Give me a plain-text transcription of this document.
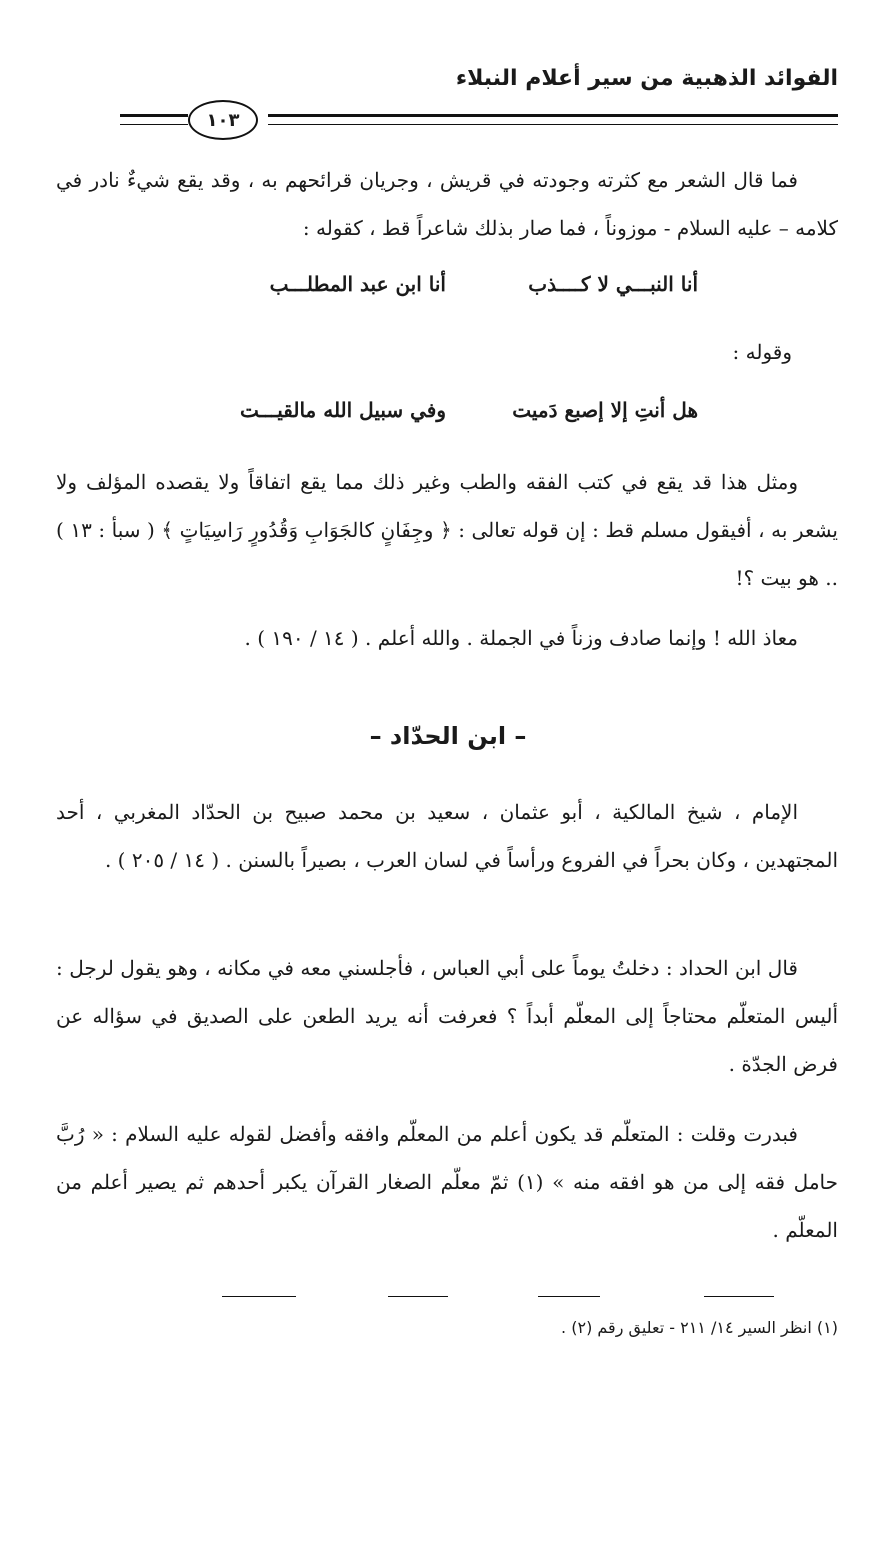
الفوائد الذهبية من سير أعلام النبلاء
١٠٣

فما قال الشعر مع كثرته وجودته في قريش ، وجريان قرائحهم به ، وقد يقع شيءٌ نادر في كلامه – عليه السلام - موزوناً ، فما صار بذلك شاعراً قط ، كقوله :

أنا النبـــي لا كــــذب
أنا ابن عبد المطلـــب
وقوله :
هل أنتِ إلا إصبع دَميت
وفي سبيل الله مالقيـــت

ومثل هذا قد يقع في كتب الفقه والطب وغير ذلك مما يقع اتفاقاً ولا يقصده المؤلف ولا يشعر به ، أفيقول مسلم قط : إن قوله تعالى : ﴿ وجِفَانٍ كالجَوَابِ وَقُدُورٍ رَاسِيَاتٍ ﴾ ( سبأ : ١٣ ) .. هو بيت ؟!

معاذ الله ! وإنما صادف وزناً في الجملة . والله أعلم . ( ١٤ / ١٩٠ ) .

– ابن الحدّاد –

الإمام ، شيخ المالكية ، أبو عثمان ، سعيد بن محمد صبيح بن الحدّاد المغربي ، أحد المجتهدين ، وكان بحراً في الفروع ورأساً في لسان العرب ، بصيراً بالسنن . ( ١٤ / ٢٠٥ ) .

قال ابن الحداد : دخلتُ يوماً على أبي العباس ، فأجلسني معه في مكانه ، وهو يقول لرجل : أليس المتعلّم محتاجاً إلى المعلّم أبداً ؟ فعرفت أنه يريد الطعن على الصديق في سؤاله عن فرض الجدّة .

فبدرت وقلت : المتعلّم قد يكون أعلم من المعلّم وافقه وأفضل لقوله عليه السلام : « رُبَّ حامل فقه إلى من هو افقه منه » (١) ثمّ معلّم الصغار القرآن يكبر أحدهم ثم يصير أعلم من المعلّم .

(١) انظر السير ١٤/ ٢١١ - تعليق رقم (٢) .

[The request] Copy the listing in full and without alteration, omitting every picture.

[Response for this exercise]
Give me a plain-text transcription of this document.
الفوائد الذهبية من سير أعلام النبلاء
١٠٣

فما قال الشعر مع كثرته وجودته في قريش ، وجريان قرائحهم به ، وقد يقع شيءٌ نادر في كلامه – عليه السلام - موزوناً ، فما صار بذلك شاعراً قط ، كقوله :

أنا النبـــي لا كــــذب
أنا ابن عبد المطلـــب
وقوله :
هل أنتِ إلا إصبع دَميت
وفي سبيل الله مالقيـــت

ومثل هذا قد يقع في كتب الفقه والطب وغير ذلك مما يقع اتفاقاً ولا يقصده المؤلف ولا يشعر به ، أفيقول مسلم قط : إن قوله تعالى : ﴿ وجِفَانٍ كالجَوَابِ وَقُدُورٍ رَاسِيَاتٍ ﴾ ( سبأ : ١٣ ) .. هو بيت ؟!

معاذ الله ! وإنما صادف وزناً في الجملة . والله أعلم . ( ١٤ / ١٩٠ ) .

– ابن الحدّاد –

الإمام ، شيخ المالكية ، أبو عثمان ، سعيد بن محمد صبيح بن الحدّاد المغربي ، أحد المجتهدين ، وكان بحراً في الفروع ورأساً في لسان العرب ، بصيراً بالسنن . ( ١٤ / ٢٠٥ ) .

قال ابن الحداد : دخلتُ يوماً على أبي العباس ، فأجلسني معه في مكانه ، وهو يقول لرجل : أليس المتعلّم محتاجاً إلى المعلّم أبداً ؟ فعرفت أنه يريد الطعن على الصديق في سؤاله عن فرض الجدّة .

فبدرت وقلت : المتعلّم قد يكون أعلم من المعلّم وافقه وأفضل لقوله عليه السلام : « رُبَّ حامل فقه إلى من هو افقه منه » (١) ثمّ معلّم الصغار القرآن يكبر أحدهم ثم يصير أعلم من المعلّم .

(١) انظر السير ١٤/ ٢١١ - تعليق رقم (٢) .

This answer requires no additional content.